Schriftliche Aufgabe 1: Schreiben Sie aus dem Text über Religiosität und Atheismus den Abschnitt von „Die Religion spielt“ bis „Leben der Völker.“ wortgetreu ab.

Seite:
*****

BERLIN. (hpd/rdf) Seit der Altsteinzeit ist die Menschheit religiös, vielleicht schon seit dem Beginn ihrer Existenz. Die Ethnologie hat gezeigt, dass alle Steinzeitvölker und alle vormodernen Kulturen zutiefst religiös sind.

Die Religion spielt in ihnen eine größere Rolle als in den Weltreligionen heute in Asien, Amerika und Europa. Die australischen Ureinwohner verbringen Monate des Jahres mit religiösen Übungen und Praktiken. Ihre Alltagsvorstellungen sind von Religion und Magie geradezu durchsetzt. Je einfacher eine Kulturstufe entwickelt ist, desto größer ist der Anteil der Religiosität im Leben der Völker.

Es gibt in einfachen Kulturen niemand, der nicht an Geister, Götter, Zauberer und heilige Mächte glaubt (Eliade 1994; Frazer 1977; Jensen 1992). Auch im 16. Jahrhundert in Europa gab es noch keinen einzigen Atheisten (Febvre 1946). Die ersten Atheisten tauchten nach den Analysen von Buckley (1990) im Gefolge der Cartesianischen Philosophie in Frankreich auf. Ende des 17. Jahrhunderts und vor allem Anfang des 18. Jahrhunderts entstand in Frankreich eine Untergrundliteratur, in der weltgeschichtlich erstmalig eine kleine Anzahl von Autoren atheistische Positionen bezog. Die beiden bedeutendsten Atheisten im Laufe des 18. Jahrhunderts waren zunächst Denis Diderot und der Baron d´Holbach.

Von dieser ersten Keimzelle verbreitete sich der Atheismus zunächst in der westlichen Welt in Kreisen von Wissenschaftlern und Intellektuellen, um seit dem 19. Jahrhundert zu einer gesellschaftlichen Strömung zu werden. 1916 waren schon 41% der führenden Wissenschaftler der USA Atheisten, 1998 waren 93% der Mitglieder der American Academy of Sciences Atheisten (Dawkins 2006: 143; Oesterdiekhoff 2013: 239). Heute glaubt etwa die Hälfte der Japaner und Europäer nicht mehr an Gott und Unsterblichkeit, während in den Entwicklungsländern noch etwa 90% gläubig sind (Bruce 2002). Eine Gesellschaft, die in Gläubige, Irreligiöse, Agnostiker und Atheisten aufgespalten ist, hat eine andere, nämlich schwächere Religiosität, als eine Gesellschaft, die zu 100% aus Gläubigen besteht. Demzufolge ist die Religiosität von Stammesvölkern zwangsläufig stärker als die von Bekenntnisgläubigen und Fundamentalisten in der Kulturmoderne. Ferner, der Atheismus in der American Academy of Sciences ist tiefer und stärker verankert als der Atheismus in der Bevölkerungshälfte von Schweden, Japan oder England, der nicht mehr an Gott und Unsterblichkeit glaubt. Offensichtlich liegt hier eine psychologische Evolution vor, die vor etwa 300 Jahren in den Köpfen weniger begann und nun allmählich zunächst die entwickelten Länder und dann wohl die ganze Welt erobert. Der Anteil der Nichtgläubigen wird jetzt schon auf mehrere hundert Millionen geschätzt (Oesterdiekhoff 2013: 235–240, 2009a, b, 2006b, 2015).

*****

Bereitgestellte Einträge:
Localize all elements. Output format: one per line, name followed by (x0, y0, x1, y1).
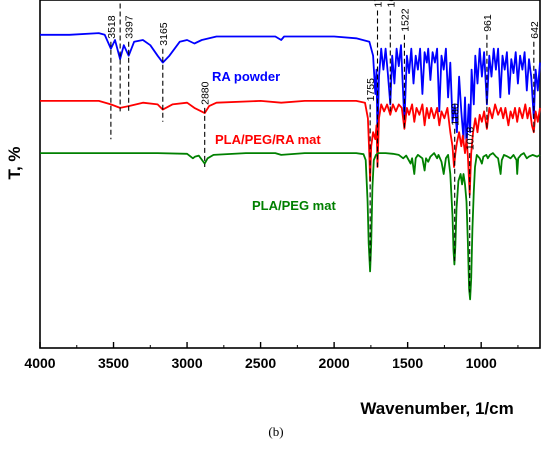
peak-label-642: 642 (529, 21, 541, 39)
peak-label-3397: 3397 (124, 15, 136, 39)
peak-label-1078: 1078 (465, 127, 477, 151)
tick-layer: 4000 3500 3000 2500 2000 1500 1000 (24, 342, 519, 371)
peak-label-3518: 3518 (106, 15, 118, 39)
series-line-1 (40, 100, 541, 196)
peak-layer: 3518345533973165288017551705161815221180… (106, 0, 541, 293)
series-label-ra-powder: RA powder (212, 69, 280, 84)
y-axis-title: T, % (5, 146, 24, 179)
series-line-0 (40, 32, 541, 148)
x-tick-label-2000: 2000 (319, 355, 350, 371)
figure-caption: (b) (268, 424, 283, 439)
peak-label-3165: 3165 (158, 22, 170, 46)
x-tick-label-1000: 1000 (466, 355, 497, 371)
peak-label-2880: 2880 (200, 81, 212, 105)
series-layer (40, 32, 541, 301)
peak-label-1705: 1705 (373, 0, 385, 7)
x-tick-label-3500: 3500 (98, 355, 129, 371)
x-tick-label-1500: 1500 (392, 355, 423, 371)
x-axis-title: Wavenumber, 1/cm (360, 399, 513, 418)
series-label-pla-peg-ra-mat: PLA/PEG/RA mat (215, 132, 321, 147)
x-tick-label-3000: 3000 (171, 355, 202, 371)
plot-frame (39, 0, 541, 349)
x-tick-label-2500: 2500 (245, 355, 276, 371)
peak-label-1180: 1180 (450, 103, 462, 126)
series-line-2 (40, 152, 541, 301)
peak-label-1618: 1618 (385, 0, 397, 7)
peak-label-961: 961 (482, 14, 494, 32)
peak-label-1755: 1755 (365, 78, 377, 102)
x-tick-label-4000: 4000 (24, 355, 55, 371)
peak-label-1522: 1522 (399, 8, 411, 32)
series-label-pla-peg-mat: PLA/PEG mat (252, 198, 336, 213)
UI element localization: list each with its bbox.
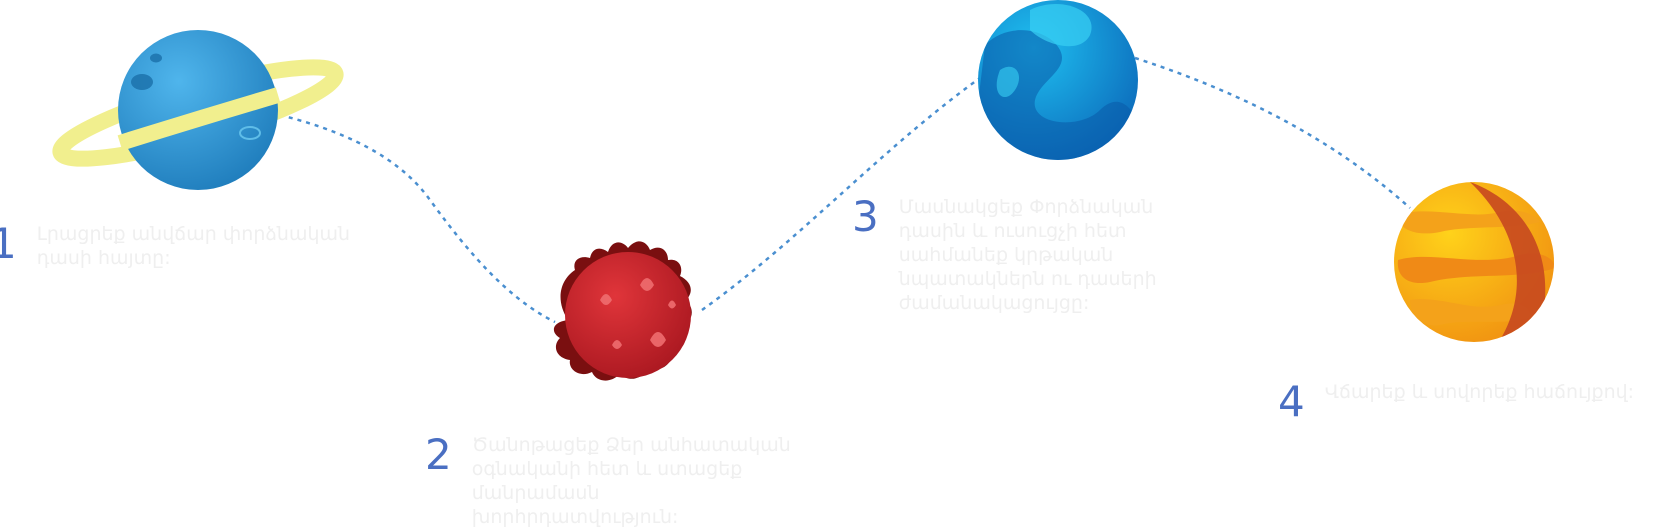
dotted-path <box>279 56 1411 324</box>
step-1: 1 Լրացրեք անվճար փորձնական դասի հայտը: <box>0 222 390 270</box>
step-3-number: 3 <box>852 192 879 241</box>
step-3: 3 Մասնակցեք Փորձնական դասին և ուսուցչի հ… <box>852 195 1192 315</box>
step-1-number: 1 <box>0 219 17 268</box>
blue-planet-icon <box>978 0 1138 160</box>
step-4: 4 Վճարեք և սովորեք հաճույքով: <box>1278 380 1678 424</box>
step-2: 2 Ծանոթացեք Ձեր անհատական օգնականի հետ և… <box>425 433 845 529</box>
fire-planet-icon <box>553 241 692 381</box>
step-4-text: Վճարեք և սովորեք հաճույքով: <box>1324 381 1635 403</box>
step-2-number: 2 <box>425 430 452 479</box>
step-2-text: Ծանոթացեք Ձեր անհատական օգնականի հետ և ս… <box>471 434 791 528</box>
orange-planet-icon <box>1394 182 1554 342</box>
step-3-text: Մասնակցեք Փորձնական դասին և ուսուցչի հետ… <box>898 196 1157 314</box>
step-4-number: 4 <box>1278 377 1305 426</box>
ringed-planet-icon <box>52 30 344 190</box>
step-1-text: Լրացրեք անվճար փորձնական դասի հայտը: <box>36 223 351 269</box>
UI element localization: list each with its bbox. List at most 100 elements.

*****

Schriftliche Aufgabe 2: Geben Sie aus den Einträgen die Zeilen von der Zeile mit „dotted-path <box>279 56 1411 324</box>“ bis zur Zeile mit „blue-planet-icon <box>978 0 1138 160</box>“ unverändert wieder, beide Zeilen eingeschlossen.

Vollständige Lösung 1:
Die Religion spielt in ihnen eine größere Rolle als in den Weltreligionen heute in Asien, Amerika und Europa. Die australischen Ureinwohner verbringen Monate des Jahres mit religiösen Übungen und Praktiken. Ihre Alltagsvorstellungen sind von Religion und Magie geradezu durchsetzt. Je einfacher eine Kulturstufe entwickelt ist, desto größer ist der Anteil der Religiosität im Leben der Völker.

Vollständige Lösung 2:
dotted-path <box>279 56 1411 324</box>
step-1: 1 Լրացրեք անվճար փորձնական դասի հայտը: <box>0 222 390 270</box>
step-3-number: 3 <box>852 192 879 241</box>
step-3: 3 Մասնակցեք Փորձնական դասին և ուսուցչի հ… <box>852 195 1192 315</box>
step-1-number: 1 <box>0 219 17 268</box>
blue-planet-icon <box>978 0 1138 160</box>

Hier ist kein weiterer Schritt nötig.